PROBLEM TO WORK ON —
Every line that includes the word "question" is to be listed.

PROVIDED INFORMATION —

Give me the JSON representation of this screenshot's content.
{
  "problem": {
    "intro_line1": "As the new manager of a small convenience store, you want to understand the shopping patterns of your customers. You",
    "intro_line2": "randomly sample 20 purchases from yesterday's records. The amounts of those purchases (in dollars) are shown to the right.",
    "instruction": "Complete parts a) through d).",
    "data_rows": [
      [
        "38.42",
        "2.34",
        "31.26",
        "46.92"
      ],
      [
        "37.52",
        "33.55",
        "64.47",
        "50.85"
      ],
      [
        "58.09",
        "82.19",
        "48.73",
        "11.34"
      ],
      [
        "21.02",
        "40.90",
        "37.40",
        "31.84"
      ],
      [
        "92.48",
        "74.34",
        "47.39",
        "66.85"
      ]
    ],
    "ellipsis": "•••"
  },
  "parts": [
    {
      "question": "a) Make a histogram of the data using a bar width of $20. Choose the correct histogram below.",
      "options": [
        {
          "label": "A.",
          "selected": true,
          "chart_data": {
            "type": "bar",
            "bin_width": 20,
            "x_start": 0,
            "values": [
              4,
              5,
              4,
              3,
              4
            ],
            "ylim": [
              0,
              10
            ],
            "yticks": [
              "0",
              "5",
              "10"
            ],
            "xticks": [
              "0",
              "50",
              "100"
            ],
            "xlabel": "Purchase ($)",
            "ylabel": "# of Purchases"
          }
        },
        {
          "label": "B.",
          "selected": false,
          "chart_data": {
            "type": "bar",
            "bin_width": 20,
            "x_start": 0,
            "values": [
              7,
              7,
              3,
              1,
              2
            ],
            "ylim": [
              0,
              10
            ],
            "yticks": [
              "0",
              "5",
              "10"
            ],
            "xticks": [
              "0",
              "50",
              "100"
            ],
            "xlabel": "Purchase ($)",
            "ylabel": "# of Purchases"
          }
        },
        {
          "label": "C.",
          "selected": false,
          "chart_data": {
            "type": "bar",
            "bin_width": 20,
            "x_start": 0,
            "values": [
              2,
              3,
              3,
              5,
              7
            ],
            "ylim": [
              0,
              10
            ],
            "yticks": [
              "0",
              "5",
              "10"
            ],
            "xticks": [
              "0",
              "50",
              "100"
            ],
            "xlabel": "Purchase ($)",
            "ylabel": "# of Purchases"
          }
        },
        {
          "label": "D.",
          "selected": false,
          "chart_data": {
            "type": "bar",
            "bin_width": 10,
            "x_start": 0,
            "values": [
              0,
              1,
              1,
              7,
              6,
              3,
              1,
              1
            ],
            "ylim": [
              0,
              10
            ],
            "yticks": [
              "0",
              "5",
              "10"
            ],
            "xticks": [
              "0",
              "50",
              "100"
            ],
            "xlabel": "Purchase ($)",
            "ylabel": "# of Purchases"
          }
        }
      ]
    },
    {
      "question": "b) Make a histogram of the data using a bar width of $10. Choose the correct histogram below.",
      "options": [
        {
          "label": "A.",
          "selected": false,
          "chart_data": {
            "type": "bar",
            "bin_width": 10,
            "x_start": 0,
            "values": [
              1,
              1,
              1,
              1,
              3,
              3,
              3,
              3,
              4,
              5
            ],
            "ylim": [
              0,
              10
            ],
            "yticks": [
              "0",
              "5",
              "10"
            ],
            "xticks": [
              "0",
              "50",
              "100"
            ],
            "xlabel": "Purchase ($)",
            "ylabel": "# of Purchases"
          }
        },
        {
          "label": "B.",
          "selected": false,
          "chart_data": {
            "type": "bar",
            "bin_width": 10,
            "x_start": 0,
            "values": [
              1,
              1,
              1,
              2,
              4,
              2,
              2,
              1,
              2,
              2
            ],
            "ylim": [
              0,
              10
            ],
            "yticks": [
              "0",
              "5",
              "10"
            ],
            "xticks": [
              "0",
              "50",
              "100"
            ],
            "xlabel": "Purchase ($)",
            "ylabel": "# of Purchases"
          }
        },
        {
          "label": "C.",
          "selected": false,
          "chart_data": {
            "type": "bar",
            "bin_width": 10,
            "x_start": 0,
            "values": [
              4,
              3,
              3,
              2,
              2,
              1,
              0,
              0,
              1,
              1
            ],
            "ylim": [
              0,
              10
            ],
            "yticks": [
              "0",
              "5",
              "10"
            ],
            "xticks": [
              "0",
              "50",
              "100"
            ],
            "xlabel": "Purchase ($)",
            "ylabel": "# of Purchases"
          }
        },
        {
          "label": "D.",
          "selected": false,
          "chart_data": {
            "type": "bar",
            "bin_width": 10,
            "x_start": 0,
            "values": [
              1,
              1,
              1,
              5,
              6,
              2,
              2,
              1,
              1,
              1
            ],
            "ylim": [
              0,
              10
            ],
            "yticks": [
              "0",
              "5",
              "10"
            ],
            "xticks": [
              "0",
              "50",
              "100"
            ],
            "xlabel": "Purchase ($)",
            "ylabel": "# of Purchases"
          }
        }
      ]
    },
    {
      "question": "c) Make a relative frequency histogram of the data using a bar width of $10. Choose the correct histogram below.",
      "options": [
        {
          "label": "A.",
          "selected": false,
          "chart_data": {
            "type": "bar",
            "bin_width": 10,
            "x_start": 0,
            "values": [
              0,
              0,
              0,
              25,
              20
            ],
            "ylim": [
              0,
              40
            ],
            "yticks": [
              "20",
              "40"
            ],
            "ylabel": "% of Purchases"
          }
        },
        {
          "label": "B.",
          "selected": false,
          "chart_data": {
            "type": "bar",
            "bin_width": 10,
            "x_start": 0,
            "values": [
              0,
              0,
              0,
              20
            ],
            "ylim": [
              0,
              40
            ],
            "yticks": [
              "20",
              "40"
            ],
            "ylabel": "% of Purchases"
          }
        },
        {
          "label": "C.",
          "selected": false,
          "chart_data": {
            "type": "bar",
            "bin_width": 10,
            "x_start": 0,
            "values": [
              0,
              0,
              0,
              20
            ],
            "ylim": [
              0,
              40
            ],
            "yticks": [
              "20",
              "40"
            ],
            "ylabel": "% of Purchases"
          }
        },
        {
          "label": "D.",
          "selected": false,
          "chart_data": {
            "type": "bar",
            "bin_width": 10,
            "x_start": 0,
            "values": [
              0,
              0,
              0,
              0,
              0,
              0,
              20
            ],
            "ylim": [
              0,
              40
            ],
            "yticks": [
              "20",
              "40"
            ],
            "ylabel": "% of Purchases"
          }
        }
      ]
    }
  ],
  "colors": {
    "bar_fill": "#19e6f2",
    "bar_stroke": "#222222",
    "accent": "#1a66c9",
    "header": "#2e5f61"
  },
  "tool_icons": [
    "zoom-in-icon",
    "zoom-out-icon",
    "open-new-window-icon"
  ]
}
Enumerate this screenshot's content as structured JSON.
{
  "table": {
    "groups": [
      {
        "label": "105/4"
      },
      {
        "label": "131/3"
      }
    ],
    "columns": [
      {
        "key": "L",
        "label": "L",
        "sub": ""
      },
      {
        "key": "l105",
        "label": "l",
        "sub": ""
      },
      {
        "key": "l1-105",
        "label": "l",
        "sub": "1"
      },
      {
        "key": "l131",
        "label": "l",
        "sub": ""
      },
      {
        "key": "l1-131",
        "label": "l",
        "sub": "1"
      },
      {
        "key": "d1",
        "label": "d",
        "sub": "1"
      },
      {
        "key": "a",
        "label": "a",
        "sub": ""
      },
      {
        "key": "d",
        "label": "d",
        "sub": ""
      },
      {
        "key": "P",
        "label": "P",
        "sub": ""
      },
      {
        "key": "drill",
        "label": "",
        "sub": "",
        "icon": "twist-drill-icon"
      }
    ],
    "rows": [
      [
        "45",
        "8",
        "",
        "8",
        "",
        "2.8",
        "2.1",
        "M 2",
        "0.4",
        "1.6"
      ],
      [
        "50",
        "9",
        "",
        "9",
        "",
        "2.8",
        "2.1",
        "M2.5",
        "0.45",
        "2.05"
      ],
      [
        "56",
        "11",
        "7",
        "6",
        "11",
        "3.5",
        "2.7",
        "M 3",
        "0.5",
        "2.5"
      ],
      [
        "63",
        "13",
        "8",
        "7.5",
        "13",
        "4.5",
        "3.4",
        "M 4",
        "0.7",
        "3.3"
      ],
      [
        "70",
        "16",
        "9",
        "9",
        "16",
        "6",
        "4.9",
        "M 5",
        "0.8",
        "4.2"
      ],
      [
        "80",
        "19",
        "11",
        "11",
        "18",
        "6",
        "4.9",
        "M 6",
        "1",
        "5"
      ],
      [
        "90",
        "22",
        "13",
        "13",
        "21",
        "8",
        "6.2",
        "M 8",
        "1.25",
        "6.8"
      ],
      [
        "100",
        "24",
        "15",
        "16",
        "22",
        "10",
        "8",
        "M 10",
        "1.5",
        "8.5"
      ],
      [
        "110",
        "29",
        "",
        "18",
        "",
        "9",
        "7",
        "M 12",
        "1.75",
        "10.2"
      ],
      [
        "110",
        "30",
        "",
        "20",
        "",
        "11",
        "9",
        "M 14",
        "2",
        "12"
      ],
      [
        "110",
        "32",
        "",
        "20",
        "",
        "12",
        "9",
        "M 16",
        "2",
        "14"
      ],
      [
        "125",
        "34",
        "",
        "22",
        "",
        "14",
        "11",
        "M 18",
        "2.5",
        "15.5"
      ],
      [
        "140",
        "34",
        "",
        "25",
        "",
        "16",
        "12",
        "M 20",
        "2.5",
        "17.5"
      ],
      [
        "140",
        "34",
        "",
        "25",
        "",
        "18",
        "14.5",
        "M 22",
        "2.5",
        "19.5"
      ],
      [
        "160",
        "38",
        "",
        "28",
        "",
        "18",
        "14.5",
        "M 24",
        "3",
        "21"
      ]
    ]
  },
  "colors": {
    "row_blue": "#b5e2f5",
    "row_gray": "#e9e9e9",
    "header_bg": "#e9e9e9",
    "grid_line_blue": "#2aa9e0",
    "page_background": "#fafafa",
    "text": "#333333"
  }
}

...

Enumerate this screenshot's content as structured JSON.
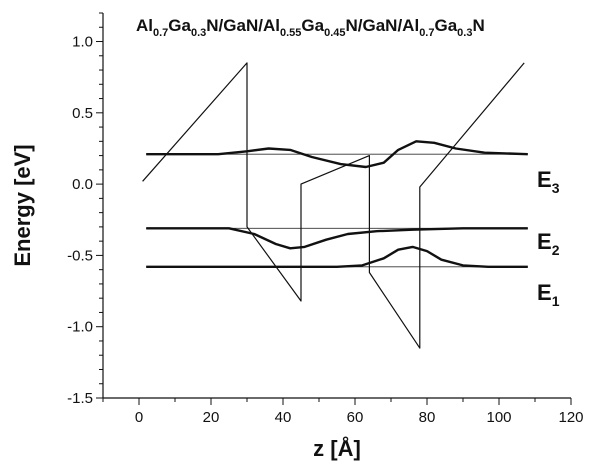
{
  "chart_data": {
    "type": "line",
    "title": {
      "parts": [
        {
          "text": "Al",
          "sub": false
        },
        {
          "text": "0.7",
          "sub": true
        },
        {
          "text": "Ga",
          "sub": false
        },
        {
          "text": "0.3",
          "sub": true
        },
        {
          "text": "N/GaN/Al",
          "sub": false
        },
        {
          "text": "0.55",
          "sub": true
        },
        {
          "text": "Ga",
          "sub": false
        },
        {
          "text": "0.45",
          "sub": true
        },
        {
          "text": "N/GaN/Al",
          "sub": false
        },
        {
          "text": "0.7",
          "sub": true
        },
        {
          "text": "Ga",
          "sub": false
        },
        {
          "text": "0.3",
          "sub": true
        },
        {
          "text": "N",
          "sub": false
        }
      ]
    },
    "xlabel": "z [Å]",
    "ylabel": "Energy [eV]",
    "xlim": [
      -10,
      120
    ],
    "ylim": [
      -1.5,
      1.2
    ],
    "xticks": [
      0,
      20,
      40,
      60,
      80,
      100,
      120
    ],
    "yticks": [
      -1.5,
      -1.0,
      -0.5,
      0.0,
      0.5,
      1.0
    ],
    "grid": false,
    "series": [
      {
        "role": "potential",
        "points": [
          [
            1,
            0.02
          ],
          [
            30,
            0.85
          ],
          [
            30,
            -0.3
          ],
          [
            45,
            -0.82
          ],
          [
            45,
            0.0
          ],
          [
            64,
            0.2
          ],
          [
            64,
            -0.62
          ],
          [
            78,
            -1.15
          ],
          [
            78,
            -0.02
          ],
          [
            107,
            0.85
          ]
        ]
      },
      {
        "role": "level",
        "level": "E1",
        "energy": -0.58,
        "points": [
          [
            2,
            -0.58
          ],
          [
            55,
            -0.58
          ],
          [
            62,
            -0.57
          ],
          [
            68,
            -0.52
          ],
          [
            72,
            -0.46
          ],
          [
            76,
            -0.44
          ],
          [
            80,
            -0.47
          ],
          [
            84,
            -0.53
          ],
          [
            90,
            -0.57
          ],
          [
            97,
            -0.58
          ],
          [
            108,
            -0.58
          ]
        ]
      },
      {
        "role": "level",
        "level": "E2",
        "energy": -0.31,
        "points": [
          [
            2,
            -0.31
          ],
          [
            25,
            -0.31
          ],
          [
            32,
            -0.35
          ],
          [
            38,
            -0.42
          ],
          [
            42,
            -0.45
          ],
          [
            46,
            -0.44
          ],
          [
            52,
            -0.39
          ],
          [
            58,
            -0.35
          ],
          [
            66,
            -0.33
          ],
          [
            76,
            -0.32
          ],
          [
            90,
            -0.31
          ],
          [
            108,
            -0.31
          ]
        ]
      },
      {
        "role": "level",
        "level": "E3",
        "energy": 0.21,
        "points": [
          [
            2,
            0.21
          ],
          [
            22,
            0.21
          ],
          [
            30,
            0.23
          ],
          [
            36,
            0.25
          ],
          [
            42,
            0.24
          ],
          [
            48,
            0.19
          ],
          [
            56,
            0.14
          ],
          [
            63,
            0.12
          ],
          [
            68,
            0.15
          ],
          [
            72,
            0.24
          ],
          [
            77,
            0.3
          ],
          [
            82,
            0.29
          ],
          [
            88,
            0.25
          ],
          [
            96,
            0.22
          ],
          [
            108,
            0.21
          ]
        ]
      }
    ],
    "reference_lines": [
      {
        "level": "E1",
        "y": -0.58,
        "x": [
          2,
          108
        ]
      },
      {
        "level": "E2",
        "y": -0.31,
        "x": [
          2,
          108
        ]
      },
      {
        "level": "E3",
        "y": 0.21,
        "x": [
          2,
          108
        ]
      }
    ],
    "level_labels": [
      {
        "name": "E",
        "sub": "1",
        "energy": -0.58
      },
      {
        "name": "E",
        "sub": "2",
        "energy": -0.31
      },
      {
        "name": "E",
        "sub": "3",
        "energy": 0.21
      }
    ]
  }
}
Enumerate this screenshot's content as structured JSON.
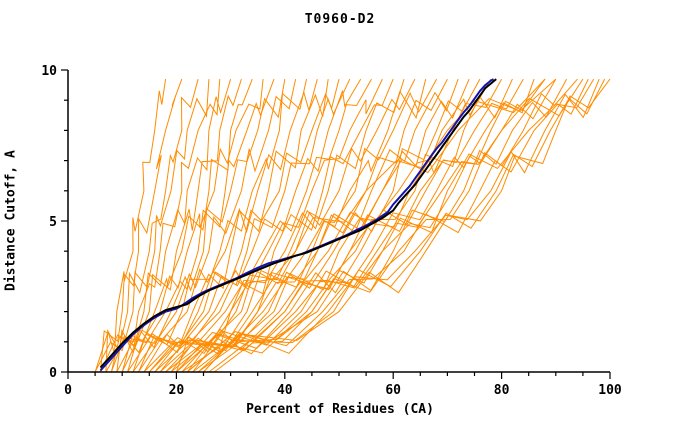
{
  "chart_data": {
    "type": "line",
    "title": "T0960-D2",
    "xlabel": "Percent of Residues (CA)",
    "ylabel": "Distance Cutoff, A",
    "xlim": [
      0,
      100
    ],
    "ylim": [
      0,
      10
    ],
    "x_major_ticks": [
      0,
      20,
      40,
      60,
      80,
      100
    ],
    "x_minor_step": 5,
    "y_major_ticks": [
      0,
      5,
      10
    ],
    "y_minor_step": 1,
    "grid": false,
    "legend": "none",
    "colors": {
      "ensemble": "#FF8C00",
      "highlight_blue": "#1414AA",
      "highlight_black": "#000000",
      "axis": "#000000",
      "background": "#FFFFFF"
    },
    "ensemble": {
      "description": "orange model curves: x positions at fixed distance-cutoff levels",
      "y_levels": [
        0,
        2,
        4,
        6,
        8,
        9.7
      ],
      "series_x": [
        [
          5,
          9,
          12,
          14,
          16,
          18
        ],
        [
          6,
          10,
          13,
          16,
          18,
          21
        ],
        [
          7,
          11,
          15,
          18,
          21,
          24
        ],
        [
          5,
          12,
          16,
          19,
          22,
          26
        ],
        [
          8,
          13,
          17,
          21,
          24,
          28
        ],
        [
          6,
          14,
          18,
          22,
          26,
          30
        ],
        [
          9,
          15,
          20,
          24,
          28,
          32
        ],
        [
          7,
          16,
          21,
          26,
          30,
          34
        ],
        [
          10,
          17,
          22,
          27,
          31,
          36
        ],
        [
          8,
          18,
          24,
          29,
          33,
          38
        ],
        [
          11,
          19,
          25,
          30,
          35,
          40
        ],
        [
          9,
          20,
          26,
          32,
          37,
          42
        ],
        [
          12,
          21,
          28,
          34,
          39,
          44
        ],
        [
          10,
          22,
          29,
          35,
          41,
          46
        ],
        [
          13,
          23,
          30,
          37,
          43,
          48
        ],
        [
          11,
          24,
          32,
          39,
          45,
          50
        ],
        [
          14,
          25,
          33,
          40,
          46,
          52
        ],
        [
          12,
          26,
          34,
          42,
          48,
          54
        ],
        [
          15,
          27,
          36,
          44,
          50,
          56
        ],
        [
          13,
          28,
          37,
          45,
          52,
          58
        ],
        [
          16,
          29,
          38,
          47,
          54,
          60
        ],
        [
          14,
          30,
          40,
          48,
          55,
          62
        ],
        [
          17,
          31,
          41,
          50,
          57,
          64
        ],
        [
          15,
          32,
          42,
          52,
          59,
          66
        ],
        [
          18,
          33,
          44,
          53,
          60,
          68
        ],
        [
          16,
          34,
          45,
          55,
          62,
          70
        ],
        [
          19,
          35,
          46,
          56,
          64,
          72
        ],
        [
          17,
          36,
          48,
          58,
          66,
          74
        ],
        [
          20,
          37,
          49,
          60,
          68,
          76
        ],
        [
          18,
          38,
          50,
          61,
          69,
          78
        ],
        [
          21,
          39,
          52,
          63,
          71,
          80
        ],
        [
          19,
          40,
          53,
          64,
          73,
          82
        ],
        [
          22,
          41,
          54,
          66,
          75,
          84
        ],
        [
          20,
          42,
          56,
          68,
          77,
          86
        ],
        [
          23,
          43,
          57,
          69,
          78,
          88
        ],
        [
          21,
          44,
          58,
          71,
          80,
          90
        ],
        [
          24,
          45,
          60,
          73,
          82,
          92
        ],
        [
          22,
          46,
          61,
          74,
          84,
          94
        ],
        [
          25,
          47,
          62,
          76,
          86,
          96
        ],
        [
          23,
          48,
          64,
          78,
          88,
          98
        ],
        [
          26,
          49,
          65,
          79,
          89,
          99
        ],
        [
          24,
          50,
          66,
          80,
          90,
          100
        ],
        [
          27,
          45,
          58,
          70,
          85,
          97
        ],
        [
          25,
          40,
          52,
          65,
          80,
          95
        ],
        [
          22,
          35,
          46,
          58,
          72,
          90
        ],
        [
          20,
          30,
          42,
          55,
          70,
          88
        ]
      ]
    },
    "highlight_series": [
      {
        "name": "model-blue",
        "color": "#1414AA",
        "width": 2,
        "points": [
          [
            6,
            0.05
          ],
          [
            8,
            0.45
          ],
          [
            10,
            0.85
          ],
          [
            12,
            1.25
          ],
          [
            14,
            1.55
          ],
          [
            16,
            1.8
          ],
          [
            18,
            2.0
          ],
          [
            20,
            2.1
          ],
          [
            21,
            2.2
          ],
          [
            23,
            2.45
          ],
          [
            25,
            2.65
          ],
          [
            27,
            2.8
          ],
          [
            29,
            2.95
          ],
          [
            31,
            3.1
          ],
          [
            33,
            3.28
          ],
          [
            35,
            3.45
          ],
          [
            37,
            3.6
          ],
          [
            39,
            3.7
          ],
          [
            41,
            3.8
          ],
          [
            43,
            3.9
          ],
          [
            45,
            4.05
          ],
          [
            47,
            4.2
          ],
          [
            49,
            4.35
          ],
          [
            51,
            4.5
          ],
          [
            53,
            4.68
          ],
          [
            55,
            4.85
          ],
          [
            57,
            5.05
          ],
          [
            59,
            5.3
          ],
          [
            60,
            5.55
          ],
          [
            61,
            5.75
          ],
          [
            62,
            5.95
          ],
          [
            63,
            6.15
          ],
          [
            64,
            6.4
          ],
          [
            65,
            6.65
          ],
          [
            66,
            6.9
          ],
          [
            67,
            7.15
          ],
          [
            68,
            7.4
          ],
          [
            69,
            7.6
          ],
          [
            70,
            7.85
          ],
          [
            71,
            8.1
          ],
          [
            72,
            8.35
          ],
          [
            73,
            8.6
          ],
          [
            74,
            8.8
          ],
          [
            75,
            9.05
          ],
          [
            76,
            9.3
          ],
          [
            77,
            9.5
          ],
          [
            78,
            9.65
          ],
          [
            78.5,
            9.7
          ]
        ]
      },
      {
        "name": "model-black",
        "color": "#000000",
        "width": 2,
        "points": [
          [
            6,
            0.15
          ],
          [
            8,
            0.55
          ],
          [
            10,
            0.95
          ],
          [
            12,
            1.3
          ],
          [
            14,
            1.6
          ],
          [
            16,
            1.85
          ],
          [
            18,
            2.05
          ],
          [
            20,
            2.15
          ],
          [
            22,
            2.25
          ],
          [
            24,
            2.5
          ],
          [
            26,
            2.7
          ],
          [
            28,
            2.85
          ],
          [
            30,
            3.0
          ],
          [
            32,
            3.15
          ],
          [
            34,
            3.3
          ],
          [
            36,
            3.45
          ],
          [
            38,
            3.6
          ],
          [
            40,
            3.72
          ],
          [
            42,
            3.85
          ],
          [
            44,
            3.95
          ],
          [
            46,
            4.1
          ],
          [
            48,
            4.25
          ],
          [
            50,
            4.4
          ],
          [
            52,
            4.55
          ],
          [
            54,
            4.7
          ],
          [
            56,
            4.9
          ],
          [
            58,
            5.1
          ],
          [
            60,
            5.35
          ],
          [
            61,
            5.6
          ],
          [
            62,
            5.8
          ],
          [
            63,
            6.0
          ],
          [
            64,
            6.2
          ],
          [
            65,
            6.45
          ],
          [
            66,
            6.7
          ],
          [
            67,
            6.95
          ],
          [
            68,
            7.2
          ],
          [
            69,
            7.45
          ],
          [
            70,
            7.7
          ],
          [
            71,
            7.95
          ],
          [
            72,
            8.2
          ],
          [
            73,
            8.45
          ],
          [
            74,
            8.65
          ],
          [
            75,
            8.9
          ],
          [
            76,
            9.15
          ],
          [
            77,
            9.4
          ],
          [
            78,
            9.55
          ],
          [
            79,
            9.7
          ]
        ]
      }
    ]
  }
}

* * *

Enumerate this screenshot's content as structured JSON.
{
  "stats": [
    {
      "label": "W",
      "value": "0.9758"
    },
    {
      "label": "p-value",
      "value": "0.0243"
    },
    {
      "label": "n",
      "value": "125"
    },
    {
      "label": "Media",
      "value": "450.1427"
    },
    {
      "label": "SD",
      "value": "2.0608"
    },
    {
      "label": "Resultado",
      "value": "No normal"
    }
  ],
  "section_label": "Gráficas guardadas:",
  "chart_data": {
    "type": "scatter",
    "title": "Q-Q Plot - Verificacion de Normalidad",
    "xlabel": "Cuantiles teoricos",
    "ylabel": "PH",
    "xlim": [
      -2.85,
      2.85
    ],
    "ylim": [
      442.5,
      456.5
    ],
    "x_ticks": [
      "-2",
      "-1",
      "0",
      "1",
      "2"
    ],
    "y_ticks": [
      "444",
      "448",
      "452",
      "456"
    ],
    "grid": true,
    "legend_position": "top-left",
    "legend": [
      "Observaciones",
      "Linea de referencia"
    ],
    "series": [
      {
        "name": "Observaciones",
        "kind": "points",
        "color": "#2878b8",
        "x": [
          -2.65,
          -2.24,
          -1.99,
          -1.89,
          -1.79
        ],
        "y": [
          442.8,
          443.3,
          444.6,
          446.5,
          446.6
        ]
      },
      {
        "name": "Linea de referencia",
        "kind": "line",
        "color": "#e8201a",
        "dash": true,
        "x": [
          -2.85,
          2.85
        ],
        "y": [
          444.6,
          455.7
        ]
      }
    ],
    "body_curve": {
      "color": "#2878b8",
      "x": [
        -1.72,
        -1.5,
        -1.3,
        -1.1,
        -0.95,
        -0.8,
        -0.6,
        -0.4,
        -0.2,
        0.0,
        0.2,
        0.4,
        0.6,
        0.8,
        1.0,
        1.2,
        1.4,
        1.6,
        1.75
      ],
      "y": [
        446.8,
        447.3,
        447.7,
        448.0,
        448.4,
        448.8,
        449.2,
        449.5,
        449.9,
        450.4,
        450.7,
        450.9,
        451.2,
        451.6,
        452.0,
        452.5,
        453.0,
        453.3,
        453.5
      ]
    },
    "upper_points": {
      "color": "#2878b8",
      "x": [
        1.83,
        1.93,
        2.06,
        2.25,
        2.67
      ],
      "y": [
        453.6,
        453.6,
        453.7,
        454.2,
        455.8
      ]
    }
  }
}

THE COMPLETED TASK —
      "question": "a) Make a histogram of the data using a bar width of $20. Choose the correct histogram below.",
      "question": "b) Make a histogram of the data using a bar width of $10. Choose the correct histogram below.",
      "question": "c) Make a relative frequency histogram of the data using a bar width of $10. Choose the correct histogram below.",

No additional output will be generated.